• **DATA LISTING**
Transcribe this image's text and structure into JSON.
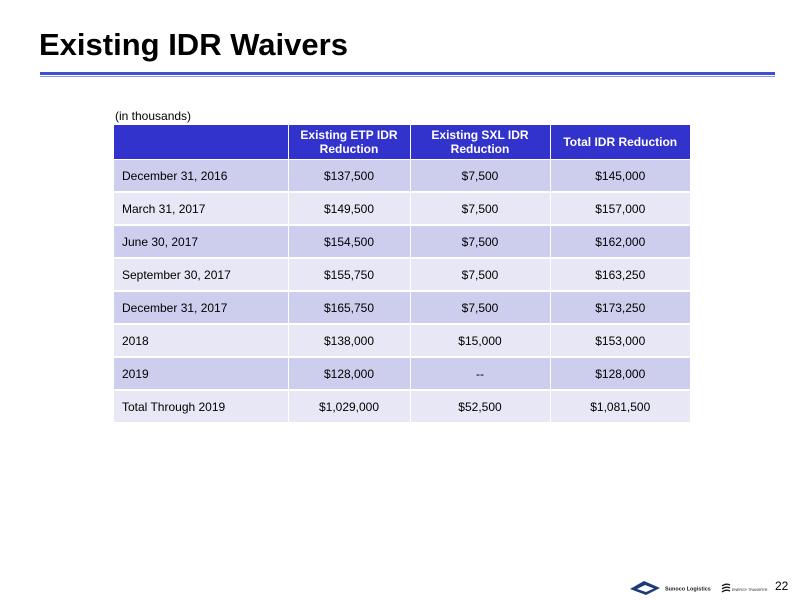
{
  "slide": {
    "title": "Existing IDR Waivers",
    "page_number": "22"
  },
  "table": {
    "units_note": "(in thousands)",
    "headers": [
      "",
      "Existing ETP IDR Reduction",
      "Existing SXL IDR Reduction",
      "Total IDR Reduction"
    ],
    "rows": [
      {
        "period": "December 31, 2016",
        "etp": "$137,500",
        "sxl": "$7,500",
        "total": "$145,000"
      },
      {
        "period": "March 31, 2017",
        "etp": "$149,500",
        "sxl": "$7,500",
        "total": "$157,000"
      },
      {
        "period": "June 30, 2017",
        "etp": "$154,500",
        "sxl": "$7,500",
        "total": "$162,000"
      },
      {
        "period": "September 30, 2017",
        "etp": "$155,750",
        "sxl": "$7,500",
        "total": "$163,250"
      },
      {
        "period": "December 31, 2017",
        "etp": "$165,750",
        "sxl": "$7,500",
        "total": "$173,250"
      },
      {
        "period": "2018",
        "etp": "$138,000",
        "sxl": "$15,000",
        "total": "$153,000"
      },
      {
        "period": "2019",
        "etp": "$128,000",
        "sxl": "--",
        "total": "$128,000"
      },
      {
        "period": "Total Through 2019",
        "etp": "$1,029,000",
        "sxl": "$52,500",
        "total": "$1,081,500"
      }
    ]
  },
  "footer": {
    "sunoco_logo_text": "Sunoco Logistics",
    "energy_transfer_logo_text": "ENERGY TRANSFER"
  },
  "colors": {
    "title_rule": "#3d51d6",
    "header_fill": "#3232cc",
    "row_dark": "#cdcdee",
    "row_light": "#e7e7f6",
    "sunoco_logo": "#1c3a78"
  }
}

• **GOAL**
Give back the entries verbatim. Do not include any picture.

• **RESULT BELOW**
Transcribe this image's text and structure into JSON.
{
  "slide": {
    "title": "Existing IDR Waivers",
    "page_number": "22"
  },
  "table": {
    "units_note": "(in thousands)",
    "headers": [
      "",
      "Existing ETP IDR Reduction",
      "Existing SXL IDR Reduction",
      "Total IDR Reduction"
    ],
    "rows": [
      {
        "period": "December 31, 2016",
        "etp": "$137,500",
        "sxl": "$7,500",
        "total": "$145,000"
      },
      {
        "period": "March 31, 2017",
        "etp": "$149,500",
        "sxl": "$7,500",
        "total": "$157,000"
      },
      {
        "period": "June 30, 2017",
        "etp": "$154,500",
        "sxl": "$7,500",
        "total": "$162,000"
      },
      {
        "period": "September 30, 2017",
        "etp": "$155,750",
        "sxl": "$7,500",
        "total": "$163,250"
      },
      {
        "period": "December 31, 2017",
        "etp": "$165,750",
        "sxl": "$7,500",
        "total": "$173,250"
      },
      {
        "period": "2018",
        "etp": "$138,000",
        "sxl": "$15,000",
        "total": "$153,000"
      },
      {
        "period": "2019",
        "etp": "$128,000",
        "sxl": "--",
        "total": "$128,000"
      },
      {
        "period": "Total Through 2019",
        "etp": "$1,029,000",
        "sxl": "$52,500",
        "total": "$1,081,500"
      }
    ]
  },
  "footer": {
    "sunoco_logo_text": "Sunoco Logistics",
    "energy_transfer_logo_text": "ENERGY TRANSFER"
  },
  "colors": {
    "title_rule": "#3d51d6",
    "header_fill": "#3232cc",
    "row_dark": "#cdcdee",
    "row_light": "#e7e7f6",
    "sunoco_logo": "#1c3a78"
  }
}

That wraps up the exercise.